■ **Given text**:

200 boost
Phil Haag
philhaag at hotmail.com
Fri Nov 17 03:42:57 EST 2000
Gee, everyone has a different number for "normal" boost on a 200TQ. Mine
runs 1.4 on the gauge, all stock 200. Oh and by the way a normally
aspirated engine under hard acceleration exhbits very low "small" vacuum,
not a large vacuum. Highest vacuum is under deceleration and idle
conditions. Wide open throttle causes a large drop in manifold vac. As a
matter of fact vacuum gauges, marked as fuel economy gauges were popular on
various cars some decades ago. They used vacuum to denote fuel savings. The
high vacuum part of the gauge was marked good fuel ecnonomy, and low vac,
poor fuel economy. And of course on a boosted engine max performance is
with highest manifold pressure.
Phil Haag
1990 Audi 200 TQA
>From: "Phillips, Kevin" <kevin.phillips at barco.com>
>To: "'Michael Pederson'" <mlped at uswest.net>, "Beatty, Robert"

Visual layout records:

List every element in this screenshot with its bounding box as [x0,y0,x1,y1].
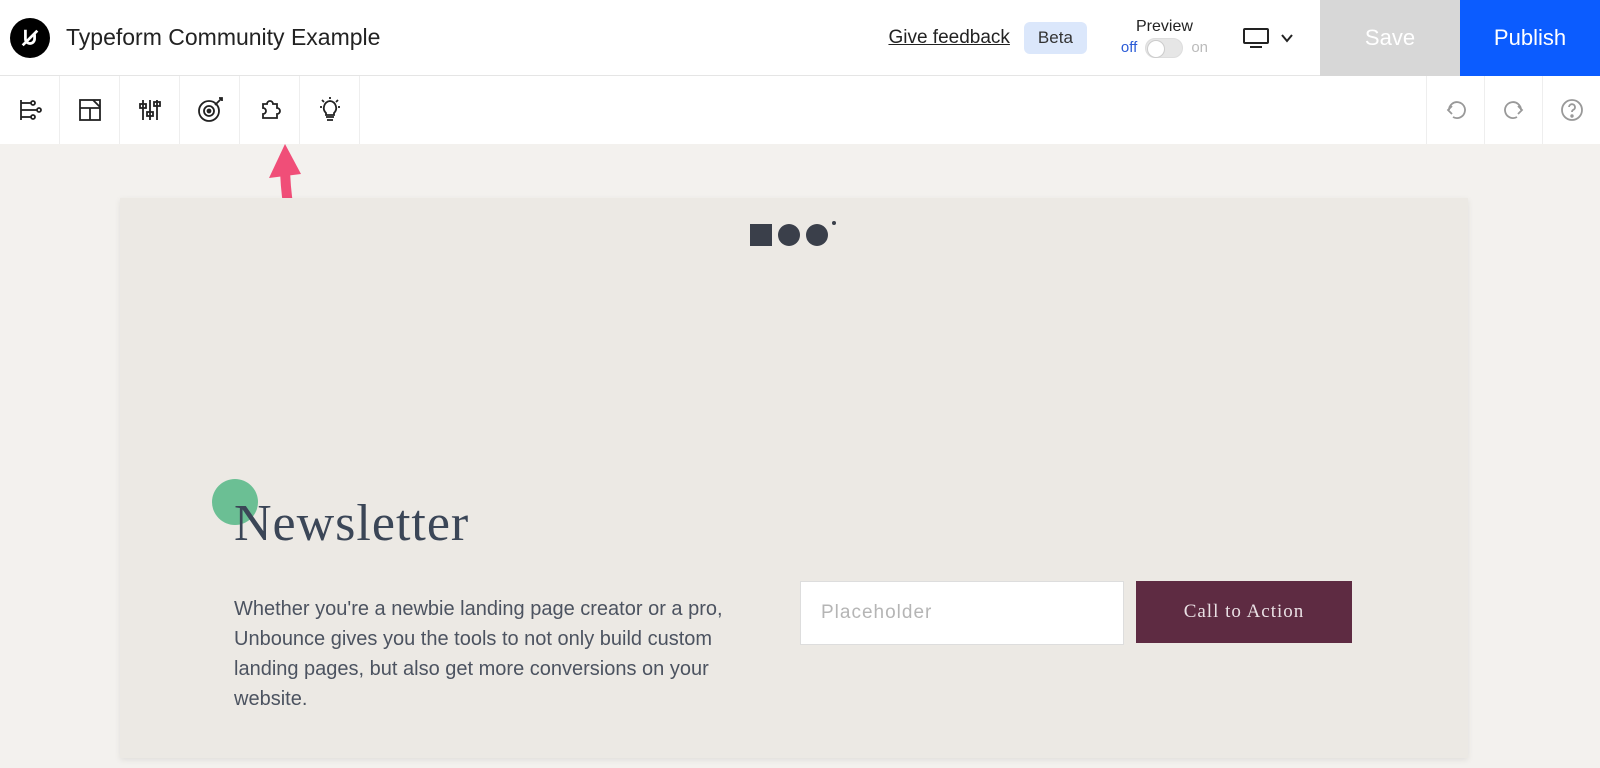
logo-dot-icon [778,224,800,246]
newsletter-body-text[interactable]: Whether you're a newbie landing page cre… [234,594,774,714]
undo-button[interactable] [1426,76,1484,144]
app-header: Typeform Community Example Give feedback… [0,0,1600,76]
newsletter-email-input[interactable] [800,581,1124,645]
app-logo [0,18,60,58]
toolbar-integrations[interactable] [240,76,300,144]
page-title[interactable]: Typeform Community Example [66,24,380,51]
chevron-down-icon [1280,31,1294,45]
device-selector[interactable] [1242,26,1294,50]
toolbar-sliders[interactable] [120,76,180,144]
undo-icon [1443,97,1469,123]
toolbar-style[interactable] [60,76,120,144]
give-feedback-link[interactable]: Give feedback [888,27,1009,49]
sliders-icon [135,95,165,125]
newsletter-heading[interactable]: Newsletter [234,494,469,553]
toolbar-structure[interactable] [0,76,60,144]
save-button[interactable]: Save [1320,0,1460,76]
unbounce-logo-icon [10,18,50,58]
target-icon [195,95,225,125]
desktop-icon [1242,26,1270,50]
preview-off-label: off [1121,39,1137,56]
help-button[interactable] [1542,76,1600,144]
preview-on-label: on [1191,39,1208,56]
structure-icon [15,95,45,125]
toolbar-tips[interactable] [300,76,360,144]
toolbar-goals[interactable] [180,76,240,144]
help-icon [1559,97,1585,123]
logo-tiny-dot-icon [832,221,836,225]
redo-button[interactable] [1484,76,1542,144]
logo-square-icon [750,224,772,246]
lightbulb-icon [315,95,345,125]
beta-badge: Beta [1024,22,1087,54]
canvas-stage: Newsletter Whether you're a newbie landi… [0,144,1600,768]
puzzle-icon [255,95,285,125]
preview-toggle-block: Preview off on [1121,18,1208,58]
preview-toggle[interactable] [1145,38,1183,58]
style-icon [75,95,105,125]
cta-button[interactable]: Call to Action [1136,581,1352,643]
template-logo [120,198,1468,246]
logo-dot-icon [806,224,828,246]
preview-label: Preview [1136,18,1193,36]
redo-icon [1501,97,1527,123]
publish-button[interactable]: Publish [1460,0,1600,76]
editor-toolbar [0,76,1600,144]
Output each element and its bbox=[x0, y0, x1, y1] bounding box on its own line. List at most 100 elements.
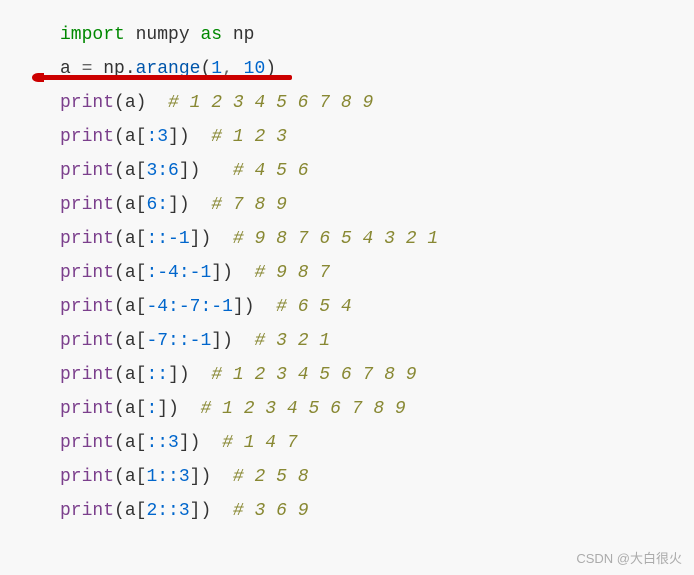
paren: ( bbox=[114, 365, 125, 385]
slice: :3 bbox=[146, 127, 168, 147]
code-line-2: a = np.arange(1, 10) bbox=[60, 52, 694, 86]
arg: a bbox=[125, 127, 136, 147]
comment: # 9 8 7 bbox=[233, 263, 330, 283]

■ **Aim 1**: According to the post about 200 boost, under what conditions is engine vacuum highest?
■ **Aim 2**: Pick up the post about 200 boost at the point where it stops and continue it.

■ **Written response 1**: Under deceleration and idle conditions.

■ **Written response 2**:
><BeattyR at ummhc.org>, quattro at audifans.com
>Subject: RE: 200 boost
>Date: Thu, 16 Nov 2000 15:57:17 +0100
>
>The correct readings are around 1.2-1.3 under hard acceleration in 2nd/3rd
>gears. With engine off and ignition on you will see 0.9-1.0 i.e. one
>atmosphere. On deceleration it will drop to 0.2-0.3.
>Remember in a normally aspirated engine under hard acceleration you would
>see a large vacuum so the fact that you see any pressure over 0.2 means the
>turbo is blowing like the wolf in the 3 pigs story.
>
>Kevin Phillips 1990 200TQ, 1995 900SET.
>BARCO Graphics Integration Team
>40 Westover Road
>Ludlow MA 01056
>kevin.phillips at barco.com
>
> -----Original Message-----
>From: Michael Pederson [mailto:mlped at uswest.net]
>Sent: Wednesday, November 15, 2000 23:36
>To: Beatty, Robert; quattro at audifans.com
>Subject: RE: 200 boost
>
>Rob -
>
>Does the gage read "1" or "0" when you turn the car's electrical system on?
>If it reads "1" with the ignition on, but the engine off, I'd agree with
>you,
>but if it reads "0" then I would think at 1.2bar the car's gage is showing
>absolute manifold pressure, i.e. actual boost.
>
>Shouldn't be too hard to tell if cross checked with a SOP gage ("seat of
>the
>pants.")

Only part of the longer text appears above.